Leave out every picture, then transcribe the rest of the listing exactly.

[Start of The data]

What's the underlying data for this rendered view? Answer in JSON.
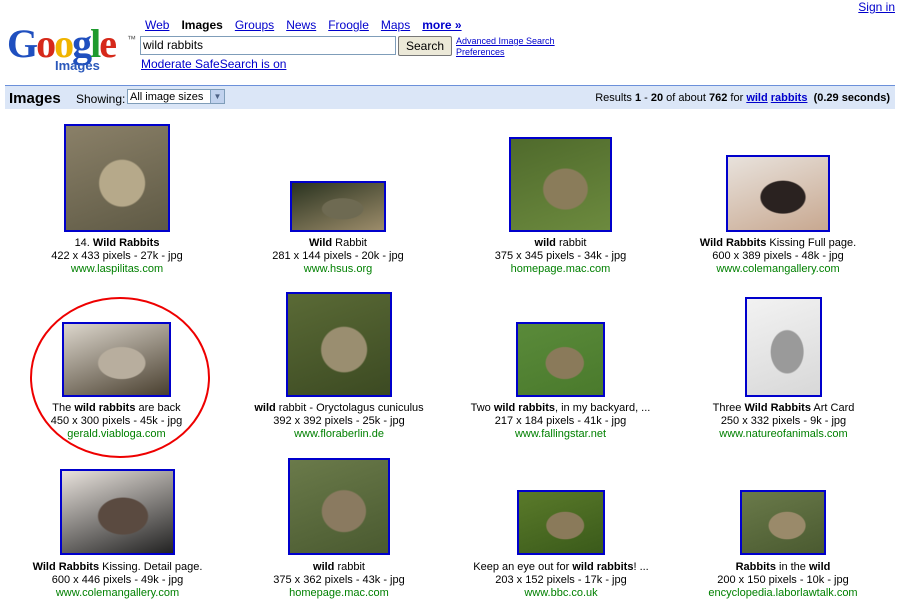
{
  "header": {
    "sign_in": "Sign in",
    "logo_text": "Google",
    "logo_sub": "Images",
    "nav": [
      {
        "label": "Web",
        "active": false
      },
      {
        "label": "Images",
        "active": true
      },
      {
        "label": "Groups",
        "active": false
      },
      {
        "label": "News",
        "active": false
      },
      {
        "label": "Froogle",
        "active": false
      },
      {
        "label": "Maps",
        "active": false
      },
      {
        "label": "more »",
        "active": false
      }
    ],
    "search_value": "wild rabbits",
    "search_button": "Search",
    "advanced_link": "Advanced Image Search",
    "preferences_link": "Preferences",
    "safesearch": "Moderate SafeSearch is on"
  },
  "results_bar": {
    "title": "Images",
    "showing_label": "Showing:",
    "size_select": "All image sizes",
    "results_prefix": "Results ",
    "range_start": "1",
    "range_sep": " - ",
    "range_end": "20",
    "of_about": " of about ",
    "total": "762",
    "for_text": " for ",
    "q1": "wild",
    "q2": "rabbits",
    "time_text": "(0.29 seconds)"
  },
  "results": [
    {
      "caption_html": "14. <b>Wild Rabbits</b>",
      "meta": "422 x 433 pixels - 27k - jpg",
      "site": "www.laspilitas.com",
      "colors": [
        "#8a8068",
        "#b6a98a",
        "#5f5a45"
      ]
    },
    {
      "caption_html": "<b>Wild</b> Rabbit",
      "meta": "281 x 144 pixels - 20k - jpg",
      "site": "www.hsus.org",
      "colors": [
        "#2a3320",
        "#6e6a52",
        "#9c8c6a"
      ]
    },
    {
      "caption_html": "<b>wild</b> rabbit",
      "meta": "375 x 345 pixels - 34k - jpg",
      "site": "homepage.mac.com",
      "colors": [
        "#4f6a2c",
        "#8a7c5a",
        "#6c8a3e"
      ]
    },
    {
      "caption_html": "<b>Wild Rabbits</b> Kissing Full page.",
      "meta": "600 x 389 pixels - 48k - jpg",
      "site": "www.colemangallery.com",
      "colors": [
        "#e8e2dc",
        "#2a2220",
        "#c8a890"
      ]
    },
    {
      "caption_html": "The <b>wild rabbits</b> are back",
      "meta": "450 x 300 pixels - 45k - jpg",
      "site": "gerald.viabloga.com",
      "colors": [
        "#dcd6cc",
        "#b8ae9e",
        "#4a4030"
      ]
    },
    {
      "caption_html": "<b>wild</b> rabbit - Oryctolagus cuniculus",
      "meta": "392 x 392 pixels - 25k - jpg",
      "site": "www.floraberlin.de",
      "colors": [
        "#5a6a36",
        "#9a8e70",
        "#3c4a22"
      ]
    },
    {
      "caption_html": "Two <b>wild rabbits</b>, in my backyard, ...",
      "meta": "217 x 184 pixels - 41k - jpg",
      "site": "www.fallingstar.net",
      "colors": [
        "#5a8a3a",
        "#8a7a5a",
        "#4a7a2c"
      ]
    },
    {
      "caption_html": "Three <b>Wild Rabbits</b> Art Card",
      "meta": "250 x 332 pixels - 9k - jpg",
      "site": "www.natureofanimals.com",
      "colors": [
        "#f2f2f2",
        "#9a9a9a",
        "#d8d8d8"
      ]
    },
    {
      "caption_html": "<b>Wild Rabbits</b> Kissing. Detail page.",
      "meta": "600 x 446 pixels - 49k - jpg",
      "site": "www.colemangallery.com",
      "colors": [
        "#e8e2dc",
        "#5a4a40",
        "#222222"
      ]
    },
    {
      "caption_html": "<b>wild</b> rabbit",
      "meta": "375 x 362 pixels - 43k - jpg",
      "site": "homepage.mac.com",
      "colors": [
        "#6a7a4a",
        "#8a7a60",
        "#4a5a30"
      ]
    },
    {
      "caption_html": "Keep an eye out for <b>wild rabbits</b>! ...",
      "meta": "203 x 152 pixels - 17k - jpg",
      "site": "www.bbc.co.uk",
      "colors": [
        "#5a7a2a",
        "#8a7a5a",
        "#3a5a1a"
      ]
    },
    {
      "caption_html": "<b>Rabbits</b> in the <b>wild</b>",
      "meta": "200 x 150 pixels - 10k - jpg",
      "site": "encyclopedia.laborlawtalk.com",
      "colors": [
        "#6a7a4a",
        "#9a8a6a",
        "#4a5a30"
      ]
    }
  ]
}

[End of The data]

- **Written response**:
What's the underlying data for this rendered view? Answer in JSON.
{
  "header": {
    "sign_in": "Sign in",
    "logo_text": "Google",
    "logo_sub": "Images",
    "nav": [
      {
        "label": "Web",
        "active": false
      },
      {
        "label": "Images",
        "active": true
      },
      {
        "label": "Groups",
        "active": false
      },
      {
        "label": "News",
        "active": false
      },
      {
        "label": "Froogle",
        "active": false
      },
      {
        "label": "Maps",
        "active": false
      },
      {
        "label": "more »",
        "active": false
      }
    ],
    "search_value": "wild rabbits",
    "search_button": "Search",
    "advanced_link": "Advanced Image Search",
    "preferences_link": "Preferences",
    "safesearch": "Moderate SafeSearch is on"
  },
  "results_bar": {
    "title": "Images",
    "showing_label": "Showing:",
    "size_select": "All image sizes",
    "results_prefix": "Results ",
    "range_start": "1",
    "range_sep": " - ",
    "range_end": "20",
    "of_about": " of about ",
    "total": "762",
    "for_text": " for ",
    "q1": "wild",
    "q2": "rabbits",
    "time_text": "(0.29 seconds)"
  },
  "results": [
    {
      "caption_html": "14. <b>Wild Rabbits</b>",
      "meta": "422 x 433 pixels - 27k - jpg",
      "site": "www.laspilitas.com",
      "colors": [
        "#8a8068",
        "#b6a98a",
        "#5f5a45"
      ]
    },
    {
      "caption_html": "<b>Wild</b> Rabbit",
      "meta": "281 x 144 pixels - 20k - jpg",
      "site": "www.hsus.org",
      "colors": [
        "#2a3320",
        "#6e6a52",
        "#9c8c6a"
      ]
    },
    {
      "caption_html": "<b>wild</b> rabbit",
      "meta": "375 x 345 pixels - 34k - jpg",
      "site": "homepage.mac.com",
      "colors": [
        "#4f6a2c",
        "#8a7c5a",
        "#6c8a3e"
      ]
    },
    {
      "caption_html": "<b>Wild Rabbits</b> Kissing Full page.",
      "meta": "600 x 389 pixels - 48k - jpg",
      "site": "www.colemangallery.com",
      "colors": [
        "#e8e2dc",
        "#2a2220",
        "#c8a890"
      ]
    },
    {
      "caption_html": "The <b>wild rabbits</b> are back",
      "meta": "450 x 300 pixels - 45k - jpg",
      "site": "gerald.viabloga.com",
      "colors": [
        "#dcd6cc",
        "#b8ae9e",
        "#4a4030"
      ]
    },
    {
      "caption_html": "<b>wild</b> rabbit - Oryctolagus cuniculus",
      "meta": "392 x 392 pixels - 25k - jpg",
      "site": "www.floraberlin.de",
      "colors": [
        "#5a6a36",
        "#9a8e70",
        "#3c4a22"
      ]
    },
    {
      "caption_html": "Two <b>wild rabbits</b>, in my backyard, ...",
      "meta": "217 x 184 pixels - 41k - jpg",
      "site": "www.fallingstar.net",
      "colors": [
        "#5a8a3a",
        "#8a7a5a",
        "#4a7a2c"
      ]
    },
    {
      "caption_html": "Three <b>Wild Rabbits</b> Art Card",
      "meta": "250 x 332 pixels - 9k - jpg",
      "site": "www.natureofanimals.com",
      "colors": [
        "#f2f2f2",
        "#9a9a9a",
        "#d8d8d8"
      ]
    },
    {
      "caption_html": "<b>Wild Rabbits</b> Kissing. Detail page.",
      "meta": "600 x 446 pixels - 49k - jpg",
      "site": "www.colemangallery.com",
      "colors": [
        "#e8e2dc",
        "#5a4a40",
        "#222222"
      ]
    },
    {
      "caption_html": "<b>wild</b> rabbit",
      "meta": "375 x 362 pixels - 43k - jpg",
      "site": "homepage.mac.com",
      "colors": [
        "#6a7a4a",
        "#8a7a60",
        "#4a5a30"
      ]
    },
    {
      "caption_html": "Keep an eye out for <b>wild rabbits</b>! ...",
      "meta": "203 x 152 pixels - 17k - jpg",
      "site": "www.bbc.co.uk",
      "colors": [
        "#5a7a2a",
        "#8a7a5a",
        "#3a5a1a"
      ]
    },
    {
      "caption_html": "<b>Rabbits</b> in the <b>wild</b>",
      "meta": "200 x 150 pixels - 10k - jpg",
      "site": "encyclopedia.laborlawtalk.com",
      "colors": [
        "#6a7a4a",
        "#9a8a6a",
        "#4a5a30"
      ]
    }
  ]
}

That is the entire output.